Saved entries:
↓↓↓

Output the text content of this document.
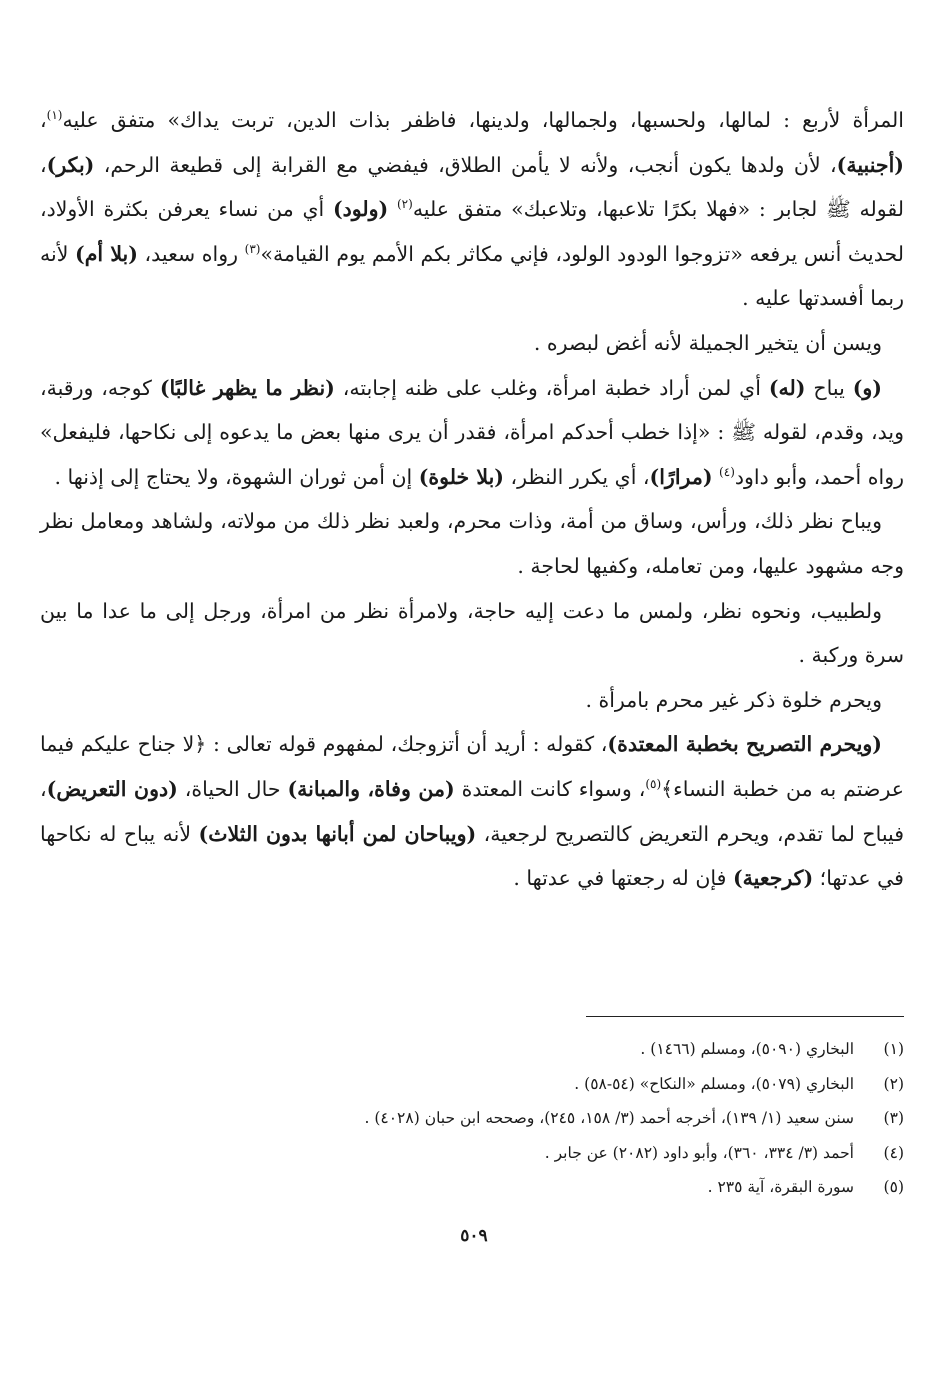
المرأة لأربع : لمالها، ولحسبها، ولجمالها، ولدينها، فاظفر بذات الدين، تربت يداك» متفق عليه$^{(١)}$، (أجنبية)، لأن ولدها يكون أنجب، ولأنه لا يأمن الطلاق، فيفضي مع القرابة إلى قطيعة الرحم، (بكر)، لقوله ﷺ لجابر : «فهلا بكرًا تلاعبها، وتلاعبك» متفق عليه$^{(٢)}$ (ولود) أي من نساء يعرفن بكثرة الأولاد، لحديث أنس يرفعه «تزوجوا الودود الولود، فإني مكاثر بكم الأمم يوم القيامة»$^{(٣)}$ رواه سعيد، (بلا أم) لأنه ربما أفسدتها عليه .

ويسن أن يتخير الجميلة لأنه أغض لبصره .

(و) يباح (له) أي لمن أراد خطبة امرأة، وغلب على ظنه إجابته، (نظر ما يظهر غالبًا) كوجه، ورقبة، ويد، وقدم، لقوله ﷺ : «إذا خطب أحدكم امرأة، فقدر أن يرى منها بعض ما يدعوه إلى نكاحها، فليفعل» رواه أحمد، وأبو داود$^{(٤)}$ (مرارًا)، أي يكرر النظر، (بلا خلوة) إن أمن ثوران الشهوة، ولا يحتاج إلى إذنها .

ويباح نظر ذلك، ورأس، وساق من أمة، وذات محرم، ولعبد نظر ذلك من مولاته، ولشاهد ومعامل نظر وجه مشهود عليها، ومن تعامله، وكفيها لحاجة .

ولطبيب، ونحوه نظر، ولمس ما دعت إليه حاجة، ولامرأة نظر من امرأة، ورجل إلى ما عدا ما بين سرة وركبة .

ويحرم خلوة ذكر غير محرم بامرأة .

(ويحرم التصريح بخطبة المعتدة)، كقوله : أريد أن أتزوجك، لمفهوم قوله تعالى : ﴿لا جناح عليكم فيما عرضتم به من خطبة النساء﴾$^{(٥)}$، وسواء كانت المعتدة (من وفاة، والمبانة) حال الحياة، (دون التعريض)، فيباح لما تقدم، ويحرم التعريض كالتصريح لرجعية، (ويباحان لمن أبانها بدون الثلاث) لأنه يباح له نكاحها في عدتها؛ (كرجعية) فإن له رجعتها في عدتها .

(١)
البخاري (٥٠٩٠)، ومسلم (١٤٦٦) .
(٢)
البخاري (٥٠٧٩)، ومسلم «النكاح» (٥٤-٥٨) .
(٣)
سنن سعيد (١/ ١٣٩)، أخرجه أحمد (٣/ ١٥٨، ٢٤٥)، وصححه ابن حبان (٤٠٢٨) .
(٤)
أحمد (٣/ ٣٣٤، ٣٦٠)، وأبو داود (٢٠٨٢) عن جابر .
(٥)
سورة البقرة، آية ٢٣٥ .
٥٠٩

↑↑↑

EXERCISE BRIEF: Reproduce each entry verbatim, excluding any embedded images.

TASK OUTPUT:
Output the text content of this document.
المرأة لأربع : لمالها، ولحسبها، ولجمالها، ولدينها، فاظفر بذات الدين، تربت يداك» متفق عليه$^{(١)}$، (أجنبية)، لأن ولدها يكون أنجب، ولأنه لا يأمن الطلاق، فيفضي مع القرابة إلى قطيعة الرحم، (بكر)، لقوله ﷺ لجابر : «فهلا بكرًا تلاعبها، وتلاعبك» متفق عليه$^{(٢)}$ (ولود) أي من نساء يعرفن بكثرة الأولاد، لحديث أنس يرفعه «تزوجوا الودود الولود، فإني مكاثر بكم الأمم يوم القيامة»$^{(٣)}$ رواه سعيد، (بلا أم) لأنه ربما أفسدتها عليه .

ويسن أن يتخير الجميلة لأنه أغض لبصره .

(و) يباح (له) أي لمن أراد خطبة امرأة، وغلب على ظنه إجابته، (نظر ما يظهر غالبًا) كوجه، ورقبة، ويد، وقدم، لقوله ﷺ : «إذا خطب أحدكم امرأة، فقدر أن يرى منها بعض ما يدعوه إلى نكاحها، فليفعل» رواه أحمد، وأبو داود$^{(٤)}$ (مرارًا)، أي يكرر النظر، (بلا خلوة) إن أمن ثوران الشهوة، ولا يحتاج إلى إذنها .

ويباح نظر ذلك، ورأس، وساق من أمة، وذات محرم، ولعبد نظر ذلك من مولاته، ولشاهد ومعامل نظر وجه مشهود عليها، ومن تعامله، وكفيها لحاجة .

ولطبيب، ونحوه نظر، ولمس ما دعت إليه حاجة، ولامرأة نظر من امرأة، ورجل إلى ما عدا ما بين سرة وركبة .

ويحرم خلوة ذكر غير محرم بامرأة .

(ويحرم التصريح بخطبة المعتدة)، كقوله : أريد أن أتزوجك، لمفهوم قوله تعالى : ﴿لا جناح عليكم فيما عرضتم به من خطبة النساء﴾$^{(٥)}$، وسواء كانت المعتدة (من وفاة، والمبانة) حال الحياة، (دون التعريض)، فيباح لما تقدم، ويحرم التعريض كالتصريح لرجعية، (ويباحان لمن أبانها بدون الثلاث) لأنه يباح له نكاحها في عدتها؛ (كرجعية) فإن له رجعتها في عدتها .

(١)
البخاري (٥٠٩٠)، ومسلم (١٤٦٦) .
(٢)
البخاري (٥٠٧٩)، ومسلم «النكاح» (٥٤-٥٨) .
(٣)
سنن سعيد (١/ ١٣٩)، أخرجه أحمد (٣/ ١٥٨، ٢٤٥)، وصححه ابن حبان (٤٠٢٨) .
(٤)
أحمد (٣/ ٣٣٤، ٣٦٠)، وأبو داود (٢٠٨٢) عن جابر .
(٥)
سورة البقرة، آية ٢٣٥ .
٥٠٩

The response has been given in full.